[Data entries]
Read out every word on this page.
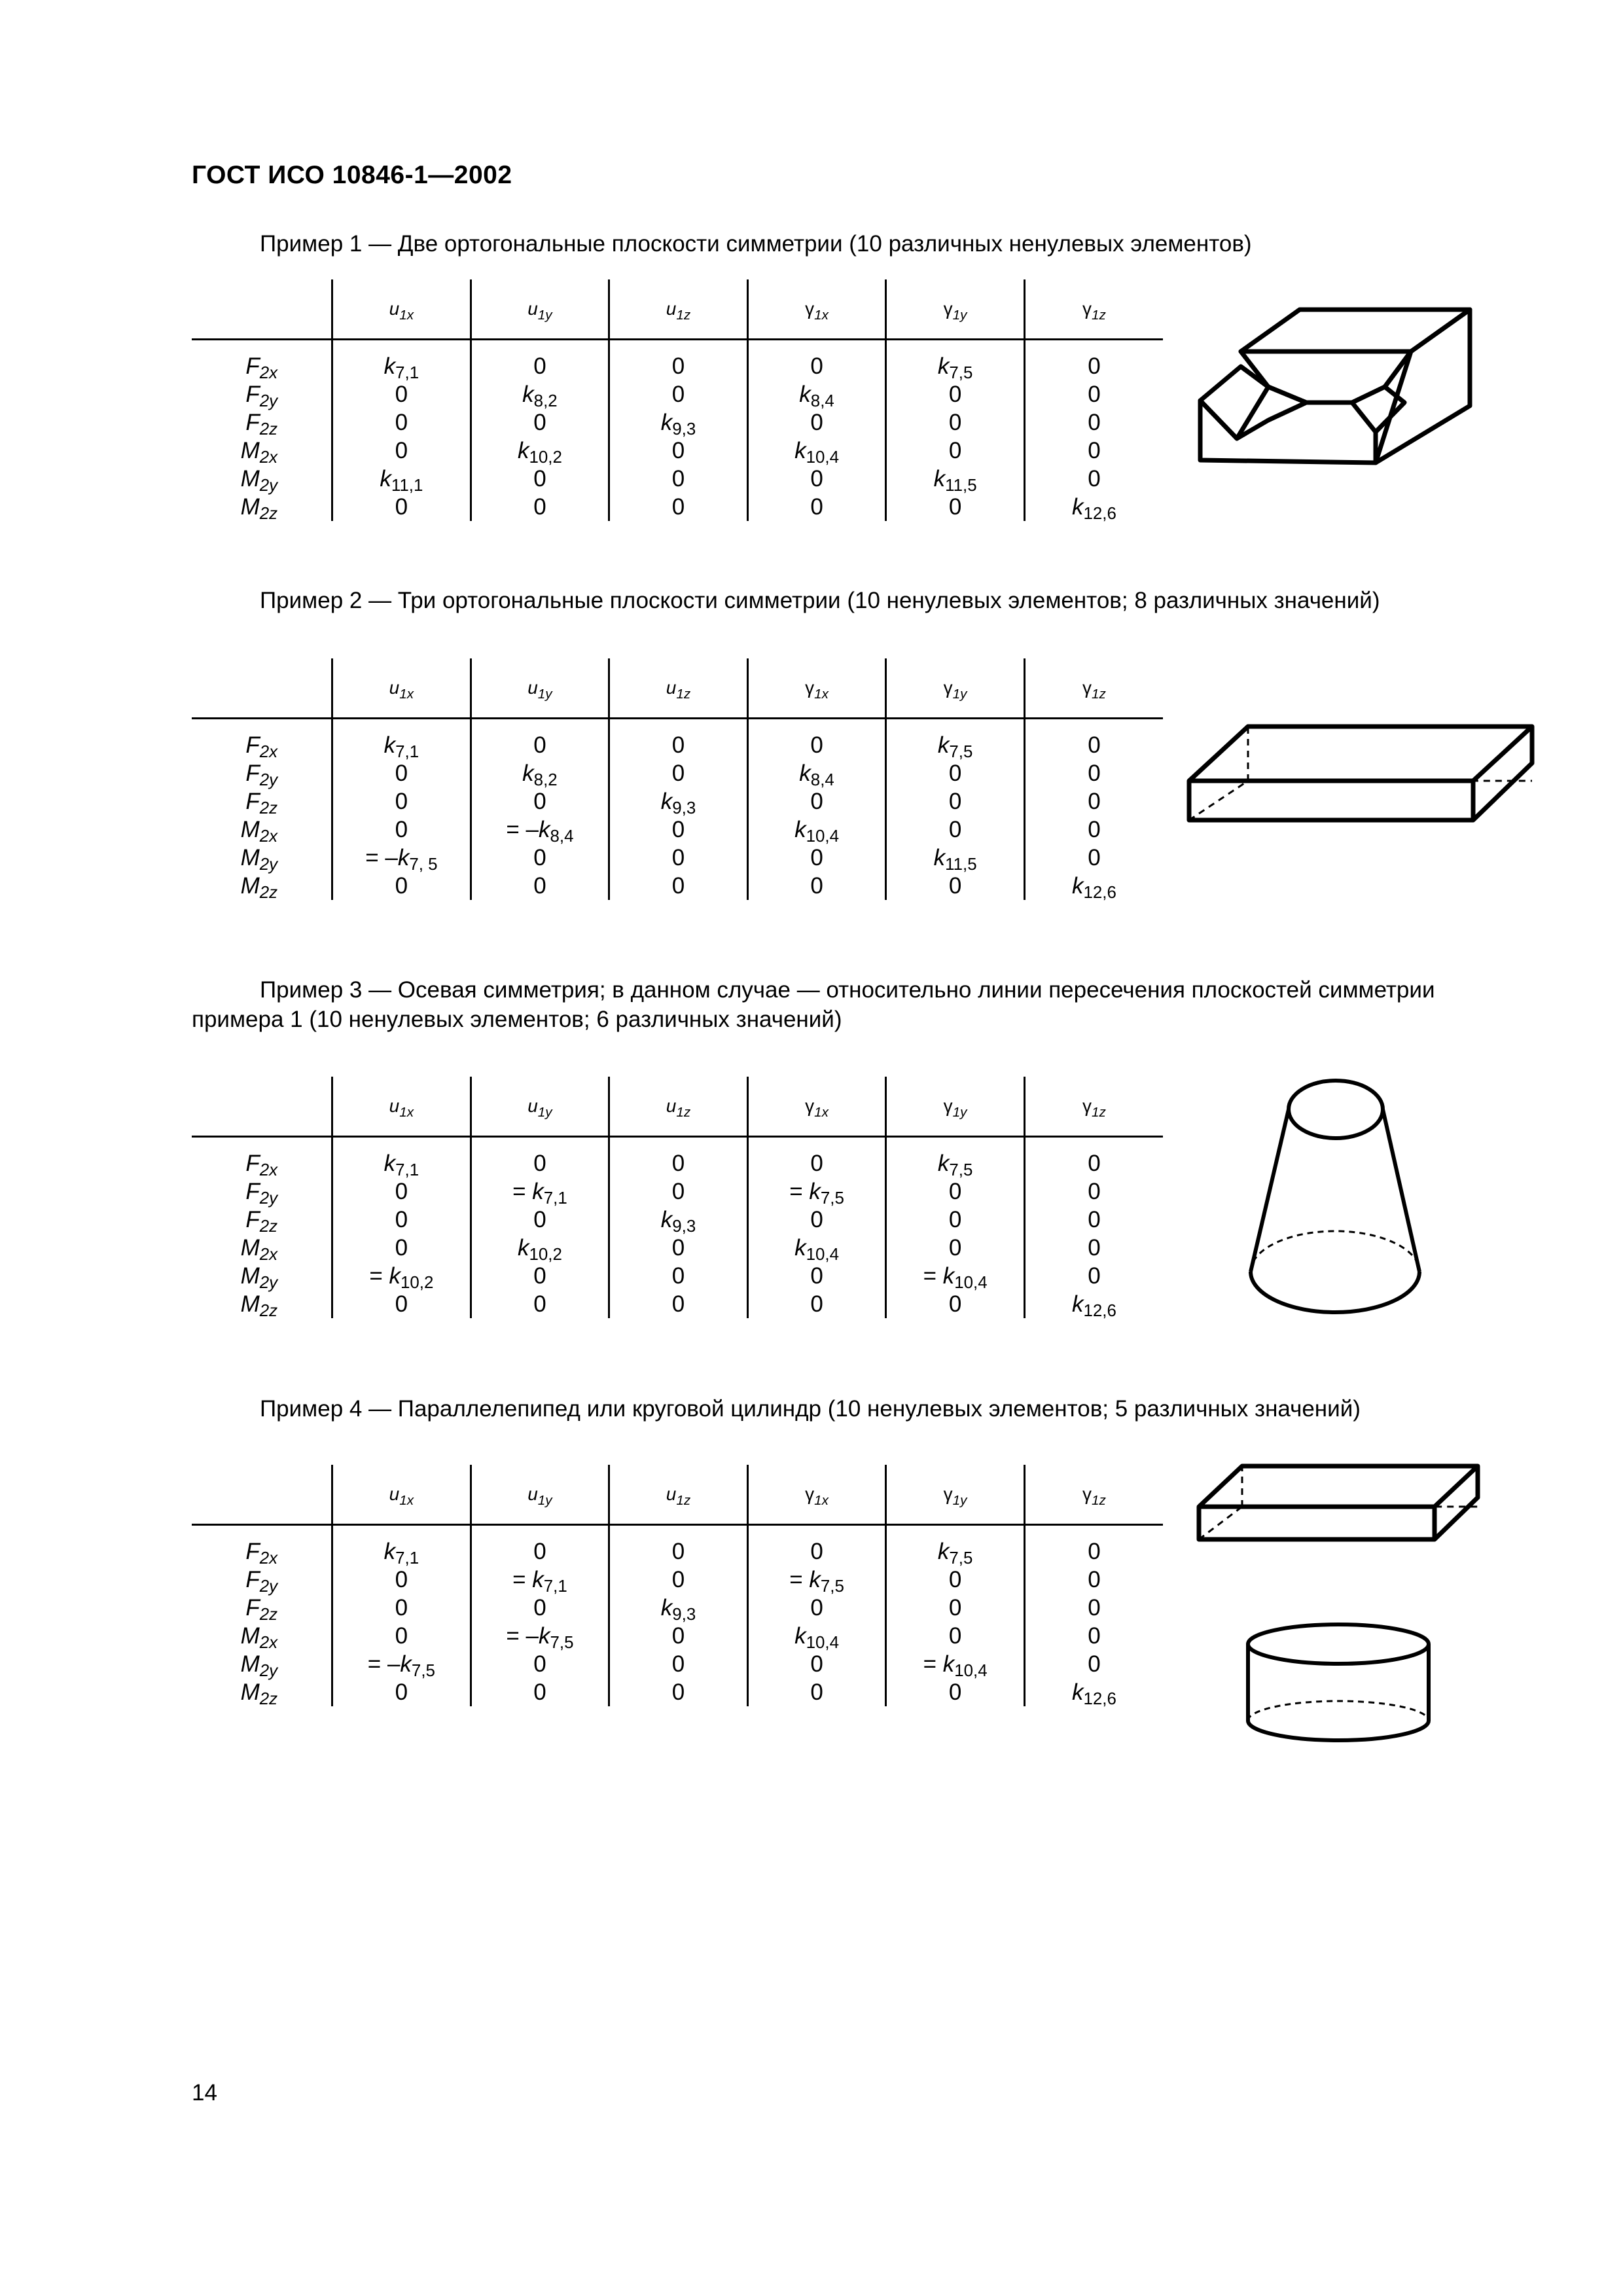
ГОСТ ИСО 10846-1—2002
Пример 1 — Две ортогональные плоскости симметрии (10 различных ненулевых элементов)
	$u_{1x}$	$u_{1y}$	$u_{1z}$	$\gamma_{1x}$	$\gamma_{1y}$	$\gamma_{1z}$
$F_{2x}$	$k_{7,1}$	0	0	0	$k_{7,5}$	0
$F_{2y}$	0	$k_{8,2}$	0	$k_{8,4}$	0	0
$F_{2z}$	0	0	$k_{9,3}$	0	0	0
$M_{2x}$	0	$k_{10,2}$	0	$k_{10,4}$	0	0
$M_{2y}$	$k_{11,1}$	0	0	0	$k_{11,5}$	0
$M_{2z}$	0	0	0	0	0	$k_{12,6}$
Пример 2 — Три ортогональные плоскости симметрии (10 ненулевых элементов; 8 различных значений)
	$u_{1x}$	$u_{1y}$	$u_{1z}$	$\gamma_{1x}$	$\gamma_{1y}$	$\gamma_{1z}$
$F_{2x}$	$k_{7,1}$	0	0	0	$k_{7,5}$	0
$F_{2y}$	0	$k_{8,2}$	0	$k_{8,4}$	0	0
$F_{2z}$	0	0	$k_{9,3}$	0	0	0
$M_{2x}$	0	= $-k_{8,4}$	0	$k_{10,4}$	0	0
$M_{2y}$	= $-k_{7, 5}$	0	0	0	$k_{11,5}$	0
$M_{2z}$	0	0	0	0	0	$k_{12,6}$
Пример 3 — Осевая симметрия; в данном случае — относительно линии пересечения плоскостей симметрии примера 1 (10 ненулевых элементов; 6 различных значений)
	$u_{1x}$	$u_{1y}$	$u_{1z}$	$\gamma_{1x}$	$\gamma_{1y}$	$\gamma_{1z}$
$F_{2x}$	$k_{7,1}$	0	0	0	$k_{7,5}$	0
$F_{2y}$	0	= $k_{7,1}$	0	= $k_{7,5}$	0	0
$F_{2z}$	0	0	$k_{9,3}$	0	0	0
$M_{2x}$	0	$k_{10,2}$	0	$k_{10,4}$	0	0
$M_{2y}$	= $k_{10,2}$	0	0	0	= $k_{10,4}$	0
$M_{2z}$	0	0	0	0	0	$k_{12,6}$
Пример 4 — Параллелепипед или круговой цилиндр (10 ненулевых элементов; 5 различных значений)
	$u_{1x}$	$u_{1y}$	$u_{1z}$	$\gamma_{1x}$	$\gamma_{1y}$	$\gamma_{1z}$
$F_{2x}$	$k_{7,1}$	0	0	0	$k_{7,5}$	0
$F_{2y}$	0	= $k_{7,1}$	0	= $k_{7,5}$	0	0
$F_{2z}$	0	0	$k_{9,3}$	0	0	0
$M_{2x}$	0	= $-k_{7,5}$	0	$k_{10,4}$	0	0
$M_{2y}$	= $-k_{7,5}$	0	0	0	= $k_{10,4}$	0
$M_{2z}$	0	0	0	0	0	$k_{12,6}$
14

→ WRITTEN PROBLEM: Locate all lines holding the word "ортогональные", then copy them out.

→ WRITTEN SOLUTION:
Пример 1 — Две ортогональные плоскости симметрии (10 различных ненулевых элементов)
Пример 2 — Три ортогональные плоскости симметрии (10 ненулевых элементов; 8 различных значений)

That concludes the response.